-- Task details --
Copy out each line of the data holding "JSON".

-- Data in this exercise --
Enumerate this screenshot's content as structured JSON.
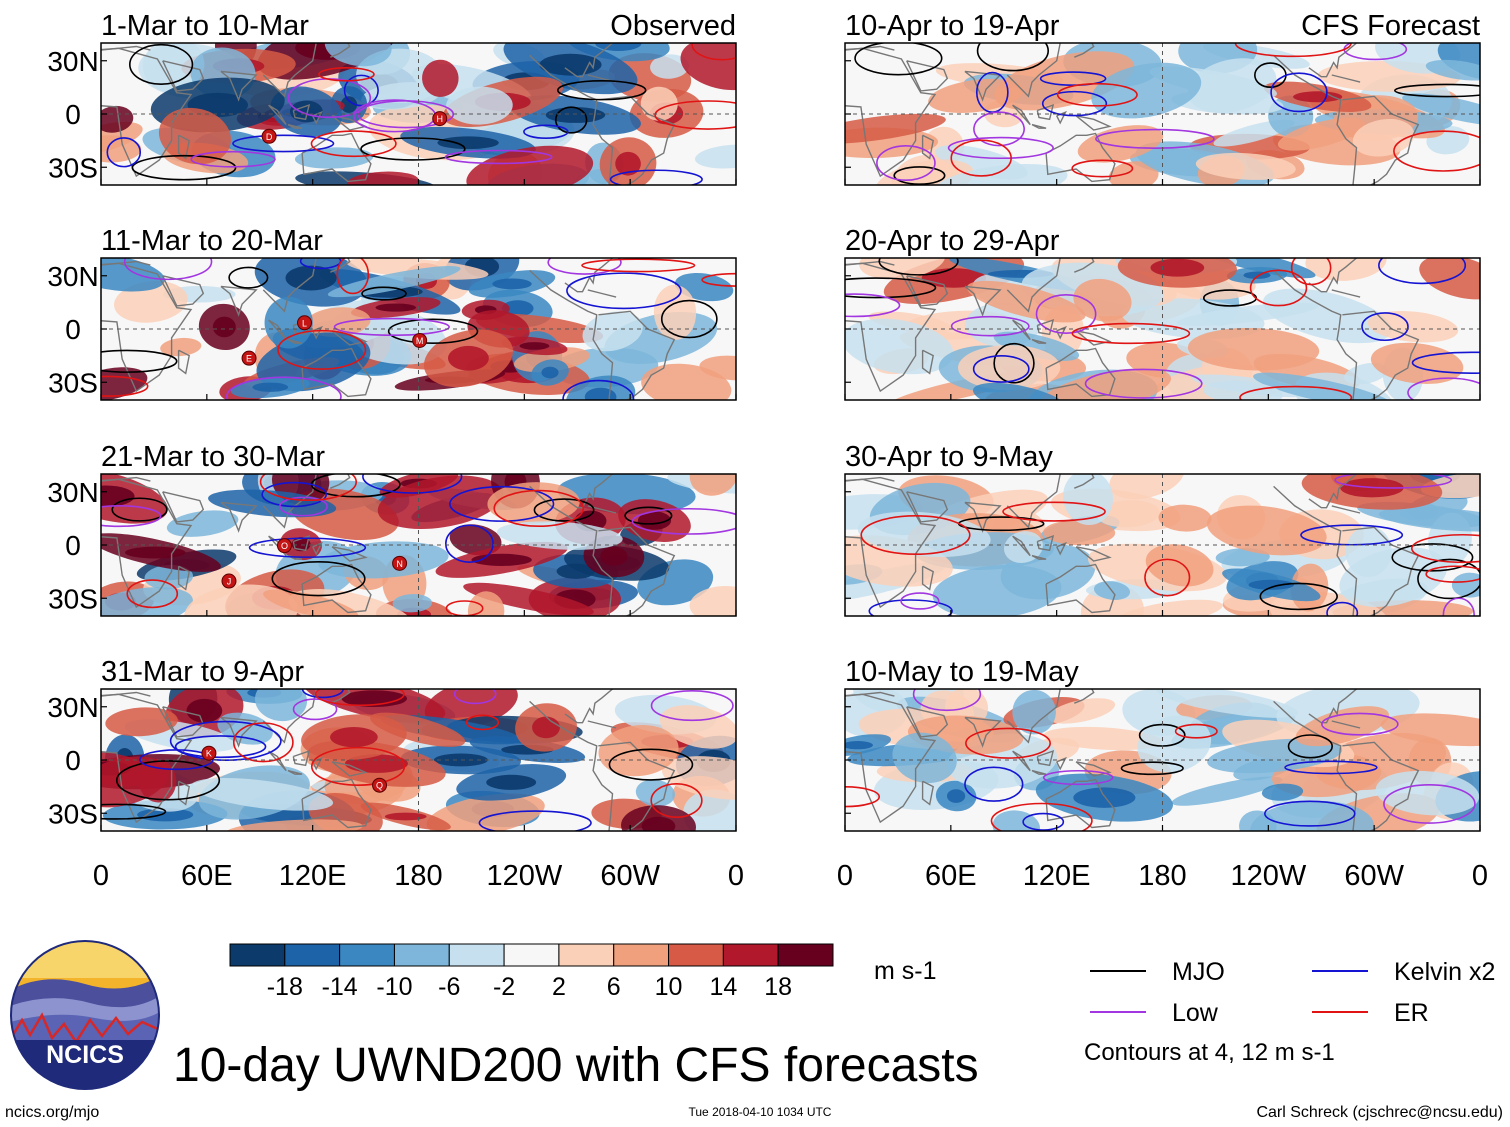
{
  "chart_data": {
    "type": "heatmap",
    "title": "10-day UWND200 with CFS forecasts",
    "variable": "200 hPa zonal wind anomaly",
    "units": "m s-1",
    "x_tick_labels": [
      "0",
      "60E",
      "120E",
      "180",
      "120W",
      "60W",
      "0"
    ],
    "y_tick_labels": [
      "30N",
      "0",
      "30S"
    ],
    "xlim": [
      0,
      360
    ],
    "ylim": [
      -40,
      40
    ],
    "panels": [
      {
        "key": "p1",
        "column": "observed",
        "row": 0,
        "period": "1-Mar to 10-Mar",
        "tag": "Observed",
        "markers": [
          "D",
          "H"
        ]
      },
      {
        "key": "p2",
        "column": "observed",
        "row": 1,
        "period": "11-Mar to 20-Mar",
        "tag": "",
        "markers": [
          "E",
          "M",
          "L"
        ]
      },
      {
        "key": "p3",
        "column": "observed",
        "row": 2,
        "period": "21-Mar to 30-Mar",
        "tag": "",
        "markers": [
          "J",
          "N",
          "O"
        ]
      },
      {
        "key": "p4",
        "column": "observed",
        "row": 3,
        "period": "31-Mar to 9-Apr",
        "tag": "",
        "markers": [
          "K",
          "Q"
        ]
      },
      {
        "key": "p5",
        "column": "forecast",
        "row": 0,
        "period": "10-Apr to 19-Apr",
        "tag": "CFS Forecast",
        "markers": []
      },
      {
        "key": "p6",
        "column": "forecast",
        "row": 1,
        "period": "20-Apr to 29-Apr",
        "tag": "",
        "markers": []
      },
      {
        "key": "p7",
        "column": "forecast",
        "row": 2,
        "period": "30-Apr to 9-May",
        "tag": "",
        "markers": []
      },
      {
        "key": "p8",
        "column": "forecast",
        "row": 3,
        "period": "10-May to 19-May",
        "tag": "",
        "markers": []
      }
    ],
    "colorbar": {
      "labels": [
        "-18",
        "-14",
        "-10",
        "-6",
        "-2",
        "2",
        "6",
        "10",
        "14",
        "18"
      ],
      "colors": [
        "#0b3a6b",
        "#1d63a8",
        "#3a87c2",
        "#7db6da",
        "#c7e0ef",
        "#f7f7f7",
        "#fbd0b9",
        "#f1a07e",
        "#d65a45",
        "#b2182b",
        "#67001f"
      ],
      "units": "m s-1"
    },
    "legend": [
      {
        "label": "MJO",
        "color": "#000000"
      },
      {
        "label": "Kelvin x2",
        "color": "#1414d2"
      },
      {
        "label": "Low",
        "color": "#a236e0"
      },
      {
        "label": "ER",
        "color": "#e01414"
      }
    ],
    "contour_note": "Contours at 4, 12 m s-1",
    "continent_color": "#777777"
  },
  "footer": {
    "site": "ncics.org/mjo",
    "timestamp": "Tue 2018-04-10 1034 UTC",
    "credit": "Carl Schreck (cjschrec@ncsu.edu)"
  },
  "logo": {
    "text": "NCICS"
  }
}
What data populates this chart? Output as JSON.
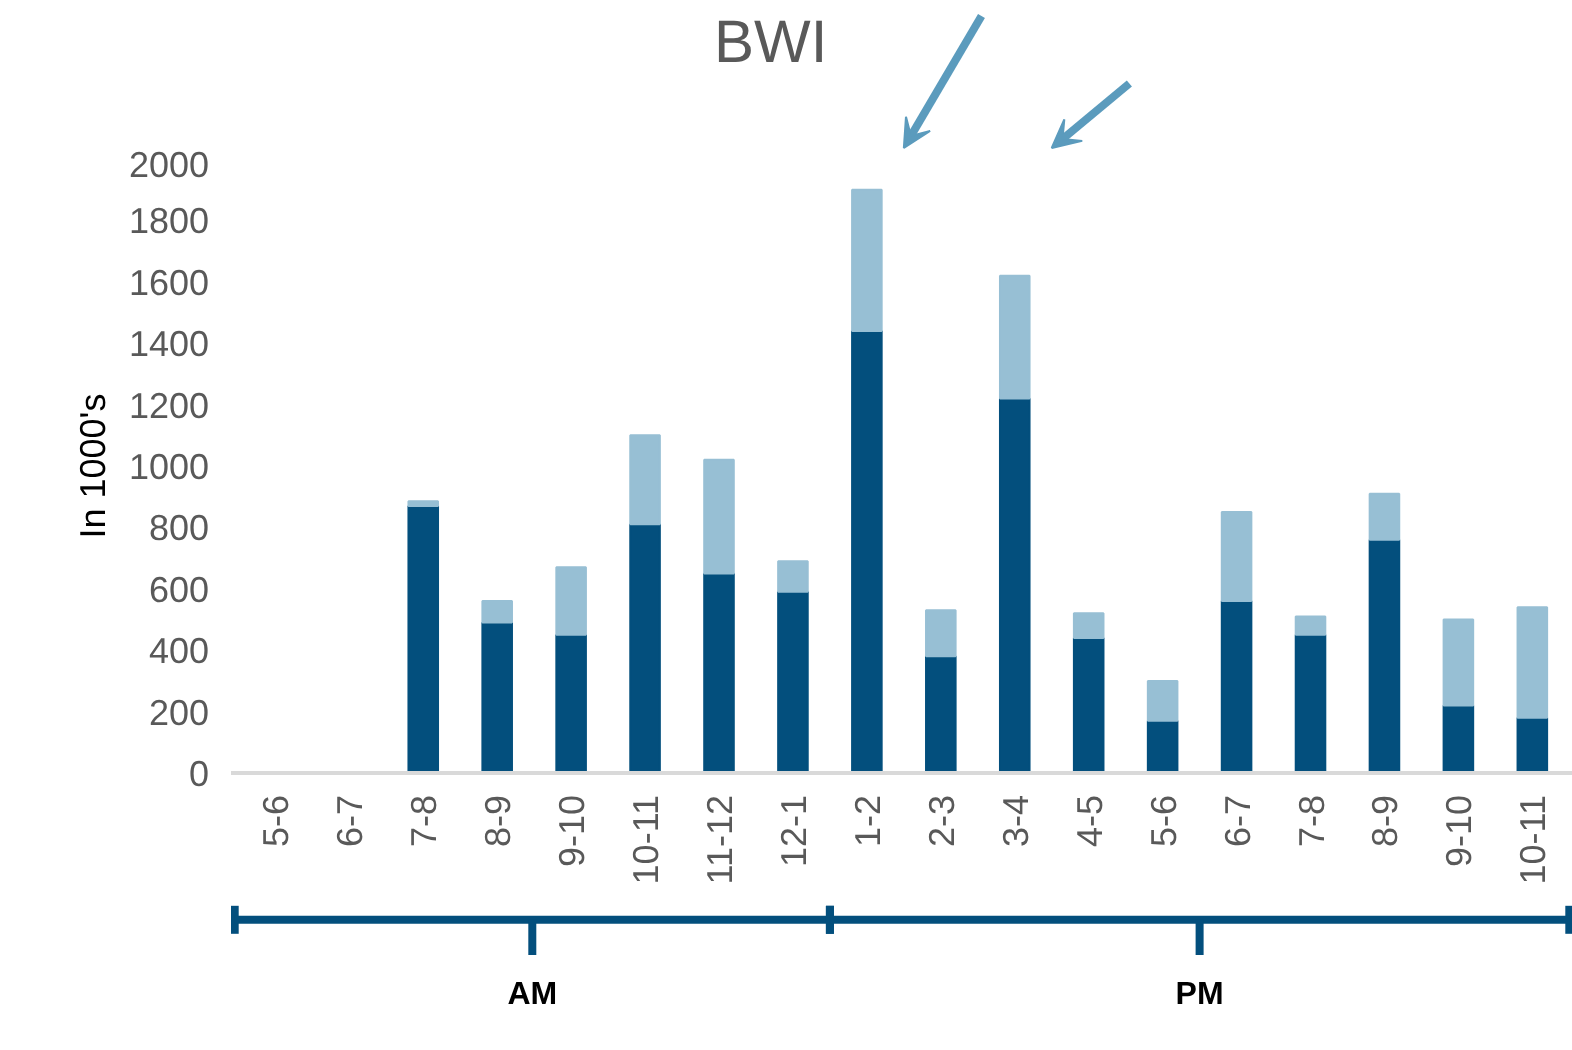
{
  "chart_data": {
    "type": "bar",
    "stacked": true,
    "ylabel": "In 1000's",
    "categories": [
      "5-6",
      "6-7",
      "7-8",
      "8-9",
      "9-10",
      "10-11",
      "11-12",
      "12-1",
      "1-2",
      "2-3",
      "3-4",
      "4-5",
      "5-6",
      "6-7",
      "7-8",
      "8-9",
      "9-10",
      "10-11"
    ],
    "series": [
      {
        "color": "#034f7d",
        "values": [
          0,
          0,
          870,
          490,
          450,
          810,
          650,
          590,
          1440,
          380,
          1220,
          440,
          170,
          560,
          450,
          760,
          220,
          180
        ]
      },
      {
        "color": "#97bfd4",
        "values": [
          0,
          0,
          15,
          70,
          220,
          290,
          370,
          100,
          460,
          150,
          400,
          80,
          130,
          290,
          60,
          150,
          280,
          360
        ]
      }
    ],
    "ylim": [
      0,
      2000
    ],
    "yticks": [
      0,
      200,
      400,
      600,
      800,
      1000,
      1200,
      1400,
      1600,
      1800,
      2000
    ],
    "grid": false,
    "annotations": [
      "BWI",
      "AM",
      "PM"
    ]
  }
}
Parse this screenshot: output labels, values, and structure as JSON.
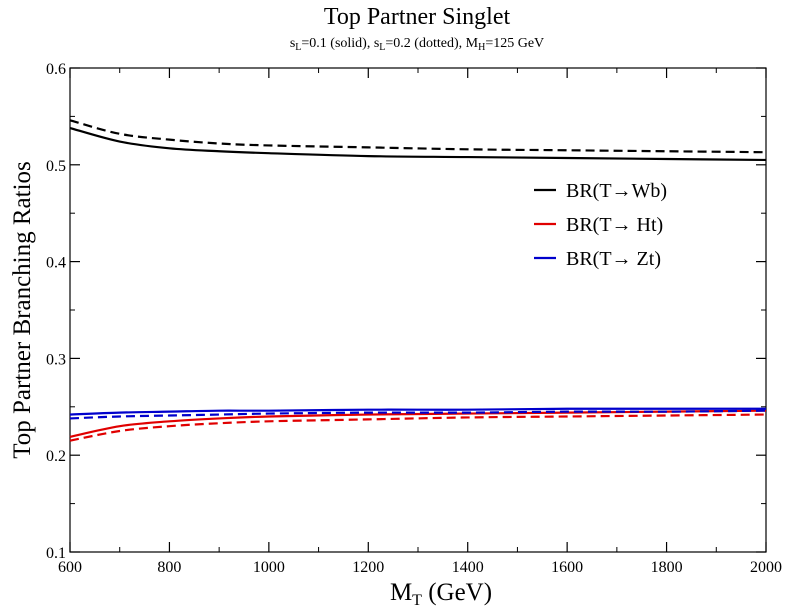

-- Task answer --
Enumerate this screenshot's content as structured JSON.
What data populates this chart? Output as JSON.
Parse this screenshot: output labels, values, and structure as JSON.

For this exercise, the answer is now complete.